§ Work to complete:
Reproduce the records below exactly as they appear, omitting any pictures they contain.

[Records from a data source]
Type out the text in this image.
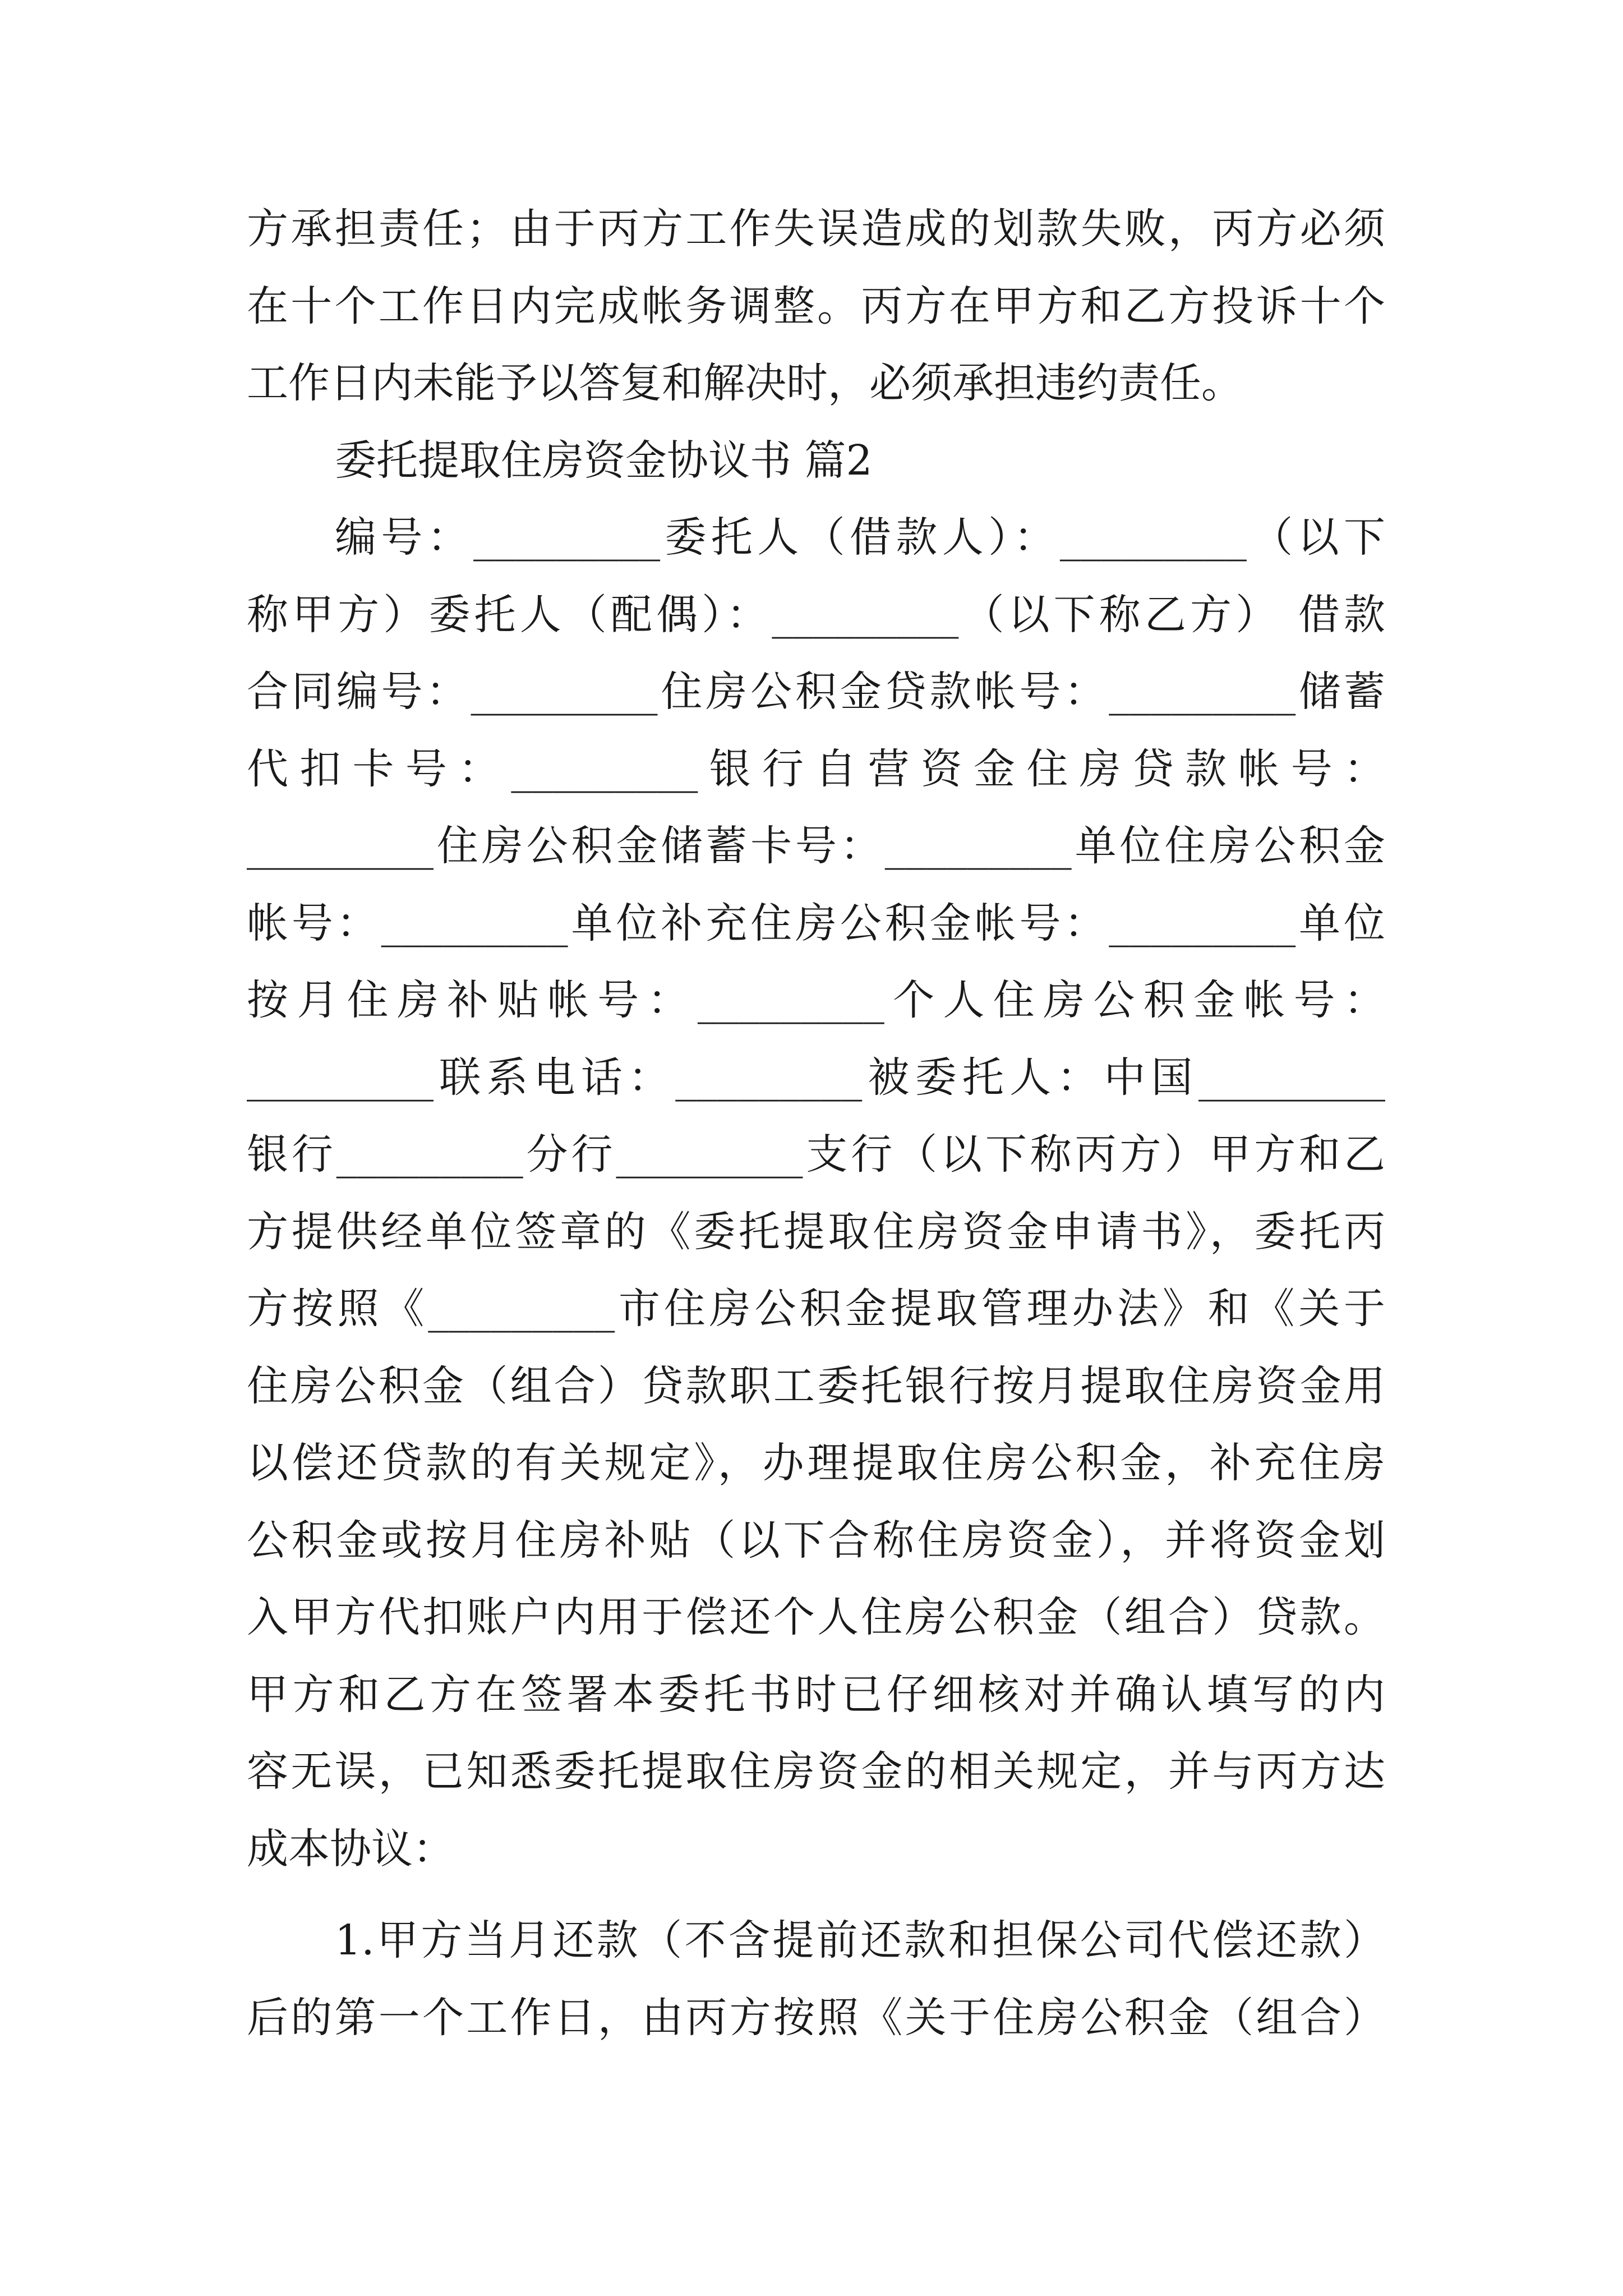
方承担责任；由于丙方工作失误造成的划款失败，丙方必须
在十个工作日内完成帐务调整。丙方在甲方和乙方投诉十个
工作日内未能予以答复和解决时，必须承担违约责任。
委托提取住房资金协议书 篇2
编号：_________委托人（借款人）：_________（以下
称甲方）委托人（配偶）：_________（以下称乙方） 借款
合同编号：_________住房公积金贷款帐号：_________储蓄
代扣卡号：_________银行自营资金住房贷款帐号：
_________住房公积金储蓄卡号：_________单位住房公积金
帐号：_________单位补充住房公积金帐号：_________单位
按月住房补贴帐号：_________个人住房公积金帐号：
_________联系电话：_________被委托人：中国_________
银行_________分行_________支行（以下称丙方）甲方和乙
方提供经单位签章的《委托提取住房资金申请书》，委托丙
方按照《_________市住房公积金提取管理办法》和《关于
住房公积金（组合）贷款职工委托银行按月提取住房资金用
以偿还贷款的有关规定》，办理提取住房公积金，补充住房
公积金或按月住房补贴（以下合称住房资金），并将资金划
入甲方代扣账户内用于偿还个人住房公积金（组合）贷款。
甲方和乙方在签署本委托书时已仔细核对并确认填写的内
容无误，已知悉委托提取住房资金的相关规定，并与丙方达
成本协议：
1.甲方当月还款（不含提前还款和担保公司代偿还款）
后的第一个工作日，由丙方按照《关于住房公积金（组合）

§ Solved problem:
Type out the text in this image.
方承担责任；由于丙方工作失误造成的划款失败，丙方必须
在十个工作日内完成帐务调整。丙方在甲方和乙方投诉十个
工作日内未能予以答复和解决时，必须承担违约责任。
委托提取住房资金协议书 篇2
编号：_________委托人（借款人）：_________（以下
称甲方）委托人（配偶）：_________（以下称乙方） 借款
合同编号：_________住房公积金贷款帐号：_________储蓄
代扣卡号：_________银行自营资金住房贷款帐号：
_________住房公积金储蓄卡号：_________单位住房公积金
帐号：_________单位补充住房公积金帐号：_________单位
按月住房补贴帐号：_________个人住房公积金帐号：
_________联系电话：_________被委托人：中国_________
银行_________分行_________支行（以下称丙方）甲方和乙
方提供经单位签章的《委托提取住房资金申请书》，委托丙
方按照《_________市住房公积金提取管理办法》和《关于
住房公积金（组合）贷款职工委托银行按月提取住房资金用
以偿还贷款的有关规定》，办理提取住房公积金，补充住房
公积金或按月住房补贴（以下合称住房资金），并将资金划
入甲方代扣账户内用于偿还个人住房公积金（组合）贷款。
甲方和乙方在签署本委托书时已仔细核对并确认填写的内
容无误，已知悉委托提取住房资金的相关规定，并与丙方达
成本协议：
1.甲方当月还款（不含提前还款和担保公司代偿还款）
后的第一个工作日，由丙方按照《关于住房公积金（组合）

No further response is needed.